▶ **Task instructions**:
1. In the passage on the metro's finances, copy word for word the span from "In response to" up to and including "uphold good governance.".
2. Pick up the passage on the metro's finances after its last sentence and carry it forward.

▶ **Excerpted text**:
╔══
Mr Kumar replied on revenue streams, that application was made to NT, with support in principle from the Financial and Fiscal Commission (FFC) for business tax. Clarity would be given in future. On cash flow, that deficit had not been incurred. The surplus for 2016/17 and the current year was R2 billion. The City Manager had referred to the deterioration of the cash position, as own funds were used to cover Capex. There was an impact on own resources, due to the state of the economy. The metro budgeted to borrow R1 billion, the eventual sum was R700 million. The collection rate shifted by 1.5 % from 2015/16 to 2016/17. He was of the opinion that the metro could benefit from the same tax policy and ways to recover debt that SARS followed. Local government could not make use of garnishing orders or tax clearance certificates.

In response to Ms Motara about NT oversight, NT oversight was good. Good governance and financial management were due to NT oversight. There was benchmarking, and Municipal Regulations and Standard Chart of Accounts (MSCOA) issues were brought into play. There was zero tolerance for error and no favours were granted. The metro often fought with NT, and NT reports could be brutal and unkind. But NT set an example that could be looked up to, to uphold good governance.
IT investment was desirable, as the metro wanted to integrate customer relations management. The metro wanted complete billing, and smart meters. A business case had to be provided, and there had to be a grant of some sort. MSCOA was a tremendous system, but the pace had to be slowed down. Section 71 reports told the whole story with regard to the sufficiency of NT oversight. He had served with the World Bank in terms of how other cities could be assisted, and he had been throughout SA and various parts of the world from India to Brazil, and many parts of the developing world, and had never seen anything that could be compared what the metro had in terms of section 71 reporting. It showed what could be achieved through good governance and reporting.
Irregular expenditure amounted to R514 million, but it had to be borne in mind that all except R128 million was taken up by a single item of R385 million, where no valid tax clearance certificate was submitted. All people accountable had to get to root causes, and do the necessary, and report on that.  There was monthly reporting on irregular expenditure. The metro had to await the outcome of the commission into Ingonyama Trust, and respect the outcome. The Trust had compelling arguments why it should not be taxed, and the metro wanted wall to wall taxation, and wanted to know how to manage land parcels. NT claimed that the indigent package was too generous, but there were child headed households, and the metro wanted to support vulnerable communities. Indigence was costly, and difficult to maintain and manage.
╚══
Entries from a data source:
╔══
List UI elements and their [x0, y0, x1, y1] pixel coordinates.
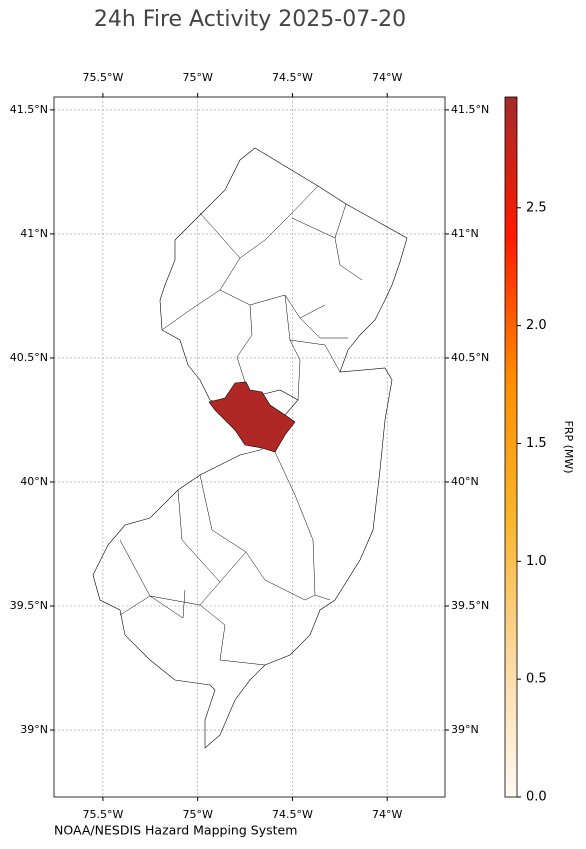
colorbar-tick-label: 0.0 [526, 790, 547, 805]
map-frame [53, 96, 446, 798]
x-tick-label: 74.5°W [272, 808, 313, 821]
x-tick-label: 75.5°W [82, 71, 123, 84]
grid [54, 97, 445, 797]
y-tick-label: 40.5°N [451, 351, 489, 364]
y-tick-label: 40°N [451, 475, 479, 488]
chart-title: 24h Fire Activity 2025-07-20 [94, 7, 406, 32]
x-tick-label: 75.5°W [82, 808, 123, 821]
y-tick-label: 41.5°N [10, 103, 48, 116]
fire-region [208, 381, 296, 453]
y-tick-label: 39.5°N [451, 599, 489, 612]
colorbar-tick-label: 1.5 [526, 436, 547, 451]
colorbar-tick-label: 2.0 [526, 318, 547, 333]
y-tick-label: 40.5°N [10, 351, 48, 364]
y-tick-label: 39°N [451, 723, 479, 736]
colorbar-label: FRP (MW) [562, 420, 575, 473]
county-lines [119, 185, 363, 666]
x-tick-label: 74°W [372, 71, 402, 84]
y-tick-label: 40°N [20, 475, 48, 488]
colorbar-tick-label: 0.5 [526, 672, 547, 687]
credit: NOAA/NESDIS Hazard Mapping System [54, 823, 297, 838]
x-tick-label: 74.5°W [272, 71, 313, 84]
state-outline [92, 147, 408, 749]
y-tick-label: 41.5°N [451, 103, 489, 116]
y-tick-label: 41°N [451, 227, 479, 240]
y-tick-label: 39.5°N [10, 599, 48, 612]
colorbar [504, 96, 518, 798]
x-tick-label: 75°W [182, 71, 212, 84]
x-tick-label: 75°W [182, 808, 212, 821]
colorbar-tick-label: 2.5 [526, 200, 547, 215]
y-tick-label: 41°N [20, 227, 48, 240]
colorbar-tick-label: 1.0 [526, 554, 547, 569]
y-tick-label: 39°N [20, 723, 48, 736]
x-tick-label: 74°W [372, 808, 402, 821]
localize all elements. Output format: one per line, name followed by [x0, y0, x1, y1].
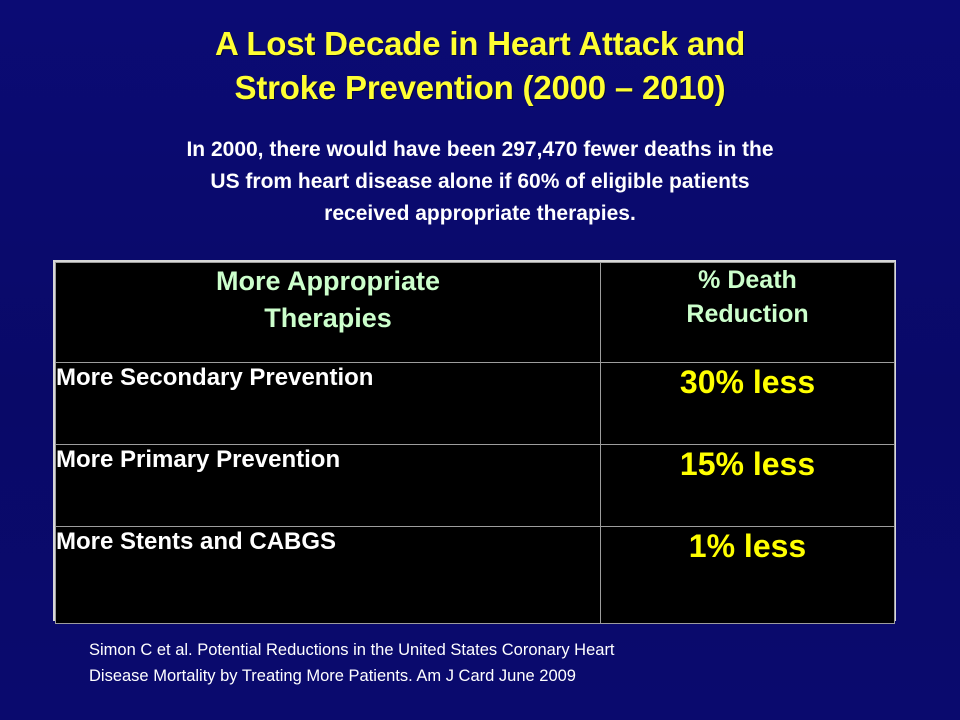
summary-statement: In 2000, there would have been 297,470 f… [22, 134, 938, 230]
therapies-table-container: More Appropriate Therapies % Death Reduc… [53, 260, 896, 624]
column-header-death-reduction-line-1: % Death [698, 266, 797, 294]
summary-statement-line-2: US from heart disease alone if 60% of el… [210, 169, 750, 193]
column-header-therapies: More Appropriate Therapies [55, 262, 601, 363]
citation-line-2: Disease Mortality by Treating More Patie… [89, 667, 576, 686]
therapies-table: More Appropriate Therapies % Death Reduc… [55, 262, 895, 624]
table-header-row: More Appropriate Therapies % Death Reduc… [55, 262, 895, 363]
column-header-therapies-line-2: Therapies [264, 303, 392, 334]
table-row: More Primary Prevention 15% less [55, 444, 895, 527]
citation-line-1: Simon C et al. Potential Reductions in t… [89, 641, 615, 659]
summary-statement-line-3: received appropriate therapies. [324, 201, 636, 225]
summary-statement-line-1: In 2000, there would have been 297,470 f… [186, 138, 774, 161]
death-reduction-cell: 15% less [600, 444, 895, 527]
table-row: More Stents and CABGS 1% less [55, 526, 895, 624]
table-row: More Secondary Prevention 30% less [55, 362, 895, 445]
therapy-name-cell: More Secondary Prevention [55, 362, 601, 445]
therapy-name-cell: More Stents and CABGS [55, 526, 601, 624]
column-header-death-reduction-line-2: Reduction [686, 300, 809, 328]
death-reduction-cell: 1% less [600, 526, 895, 624]
column-header-death-reduction: % Death Reduction [600, 262, 895, 363]
therapy-name-cell: More Primary Prevention [55, 444, 601, 527]
death-reduction-cell: 30% less [600, 362, 895, 445]
page-title-line-1: A Lost Decade in Heart Attack and [214, 25, 746, 62]
page-title-line-2: Stroke Prevention (2000 – 2010) [234, 68, 726, 106]
page-title: A Lost Decade in Heart Attack and Stroke… [30, 22, 930, 110]
column-header-therapies-line-1: More Appropriate [215, 266, 440, 296]
citation: Simon C et al. Potential Reductions in t… [89, 637, 889, 689]
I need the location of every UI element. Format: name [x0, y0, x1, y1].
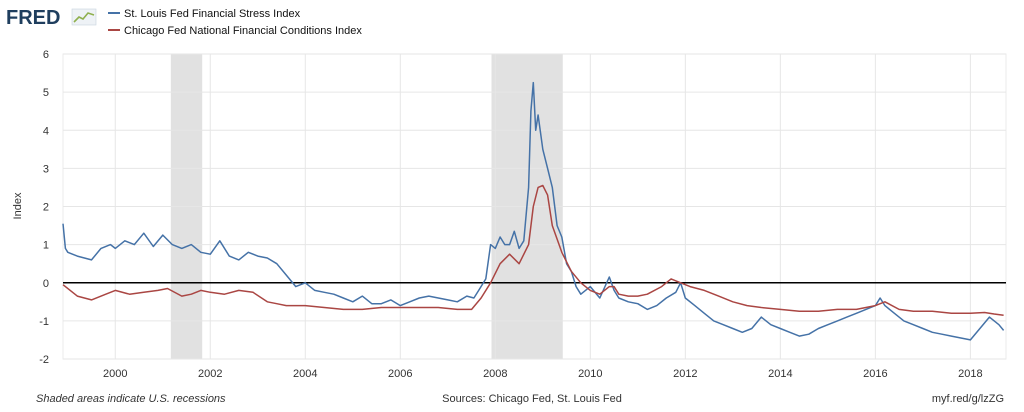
legend: St. Louis Fed Financial Stress Index Chi…: [108, 8, 362, 37]
x-tick-label: 2002: [198, 368, 222, 380]
x-tick-label: 2010: [578, 368, 602, 380]
x-tick-label: 2008: [483, 368, 507, 380]
y-tick-label: 0: [43, 278, 49, 290]
footer-short-url[interactable]: myf.red/g/lzZG: [931, 393, 1004, 405]
legend-item-stlfsi[interactable]: St. Louis Fed Financial Stress Index: [108, 8, 301, 20]
y-tick-label: 6: [43, 49, 49, 61]
y-axis-label: Index: [12, 192, 24, 219]
x-tick-label: 2000: [103, 368, 127, 380]
x-tick-label: 2014: [768, 368, 792, 380]
y-tick-label: 3: [43, 163, 49, 175]
legend-label-nfci: Chicago Fed National Financial Condition…: [124, 25, 362, 37]
x-tick-label: 2016: [863, 368, 887, 380]
trend-icon: [71, 8, 97, 26]
y-tick-label: 5: [43, 87, 49, 99]
x-axis-ticks: 2000 2002 2004 2006 2008 2010 2012 2014 2016 2018: [103, 368, 983, 380]
x-tick-label: 2012: [673, 368, 697, 380]
y-axis-ticks: -2 -1 0 1 2 3 4 5 6: [39, 49, 49, 366]
x-tick-label: 2006: [388, 368, 412, 380]
y-tick-label: -2: [39, 354, 49, 366]
footer-recession-note: Shaded areas indicate U.S. recessions: [36, 393, 226, 405]
y-tick-label: 2: [43, 202, 49, 214]
series-lines: [62, 81, 1005, 341]
y-tick-label: 1: [43, 240, 49, 252]
y-tick-label: -1: [39, 316, 49, 328]
legend-item-nfci[interactable]: Chicago Fed National Financial Condition…: [108, 25, 362, 37]
fred-logo-text: FRED: [6, 7, 60, 29]
x-tick-label: 2004: [293, 368, 317, 380]
footer-sources: Sources: Chicago Fed, St. Louis Fed: [442, 393, 622, 405]
series-line-nfci: [62, 184, 1004, 316]
legend-label-stlfsi: St. Louis Fed Financial Stress Index: [124, 8, 301, 20]
fred-logo[interactable]: FRED: [6, 7, 97, 29]
y-tick-label: 4: [43, 125, 49, 137]
x-tick-label: 2018: [958, 368, 982, 380]
series-line-stlfsi: [62, 81, 1005, 341]
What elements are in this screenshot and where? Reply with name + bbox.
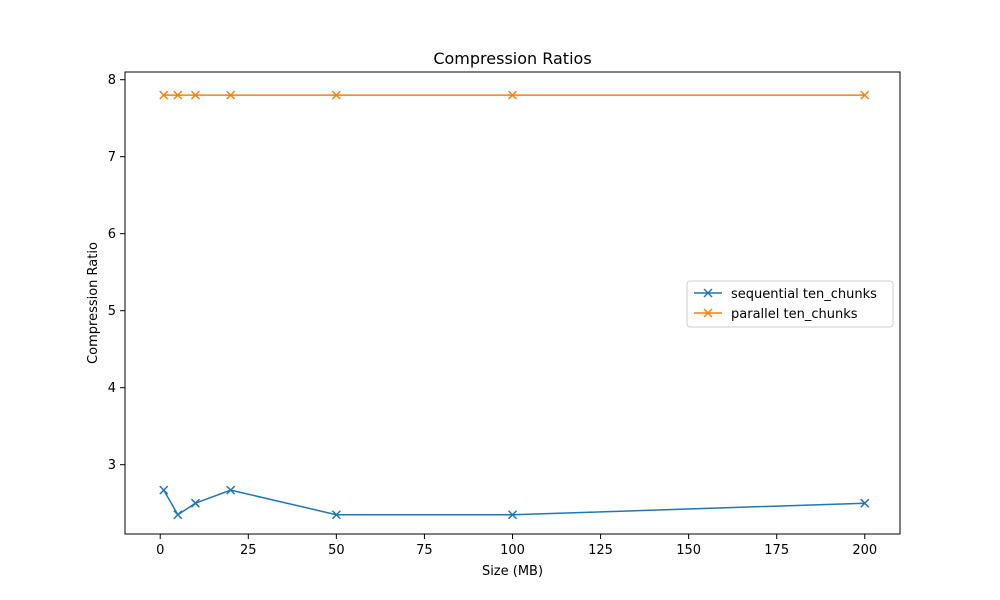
╚══
▶ **Task answers**:
1.
In response to Ms Motara about NT oversight, NT oversight was good. Good governance and financial management were due to NT oversight. There was benchmarking, and Municipal Regulations and Standard Chart of Accounts (MSCOA) issues were brought into play. There was zero tolerance for error and no favours were granted. The metro often fought with NT, and NT reports could be brutal and unkind. But NT set an example that could be looked up to, to uphold good governance.

2.
The Chairperson asked Mr Kumar how long he had been CFO.

Mr Kumar replied that he had been with the same city for 38 years, and had been CFO for 19 years.

Mr Musa Mbhele, Head, City Planning, replied to Ms Motara, that there were indeed qualified city planners, one of them being himself. There was a commitment to dismantle Apartheid city planning. The Mayor and the Provincial Legislature were leading engagement with the Ingonyama Trust board about the land tenure system. The matter that had to be resolved was the power of the traditional authority to allocate land. The depth of traditional authority had to be probed. The metro would return to the Select Committee about the matter.

He answered Mr Nzimande about what was meant by low density in the townships. It was not only in the townships where density was too low to support economic activity. High density supported business. Most post-Apartheid cities did radial planning, but the eThekwini municipal area was too large, reticulation of services was hard to achieve.

Concerning township hubs, the metro wanted to concentrate on investment zones that benefited during Apartheid. The question was how to draw in townships and rural areas. All economic sectors had to be represented in conclaves of high economic development. Townships and developed areas had to be linked.

Ms Zandile Gumede, Mayor, replied on water conservation and the proposed new dam. Alternatives were re-use, desalination, and water conservation. New infrastructure was seen as a last resort. Water conservation was not enough to delay the need. The metro could only survive until 2025.

The Chairperson thanked the Mayor and her team. The implications of decisions made by Council had to be considered. For implementation by officials, expertise was needed.
He introduced Mangaung metro with the observation that Mangaung was a rural metro compared to eThekwini, which remark was greeted by a loud murmur and some laughter. He qualified the remark by saying that the Free State was a rural province, which was greeted by a similar mild uproar.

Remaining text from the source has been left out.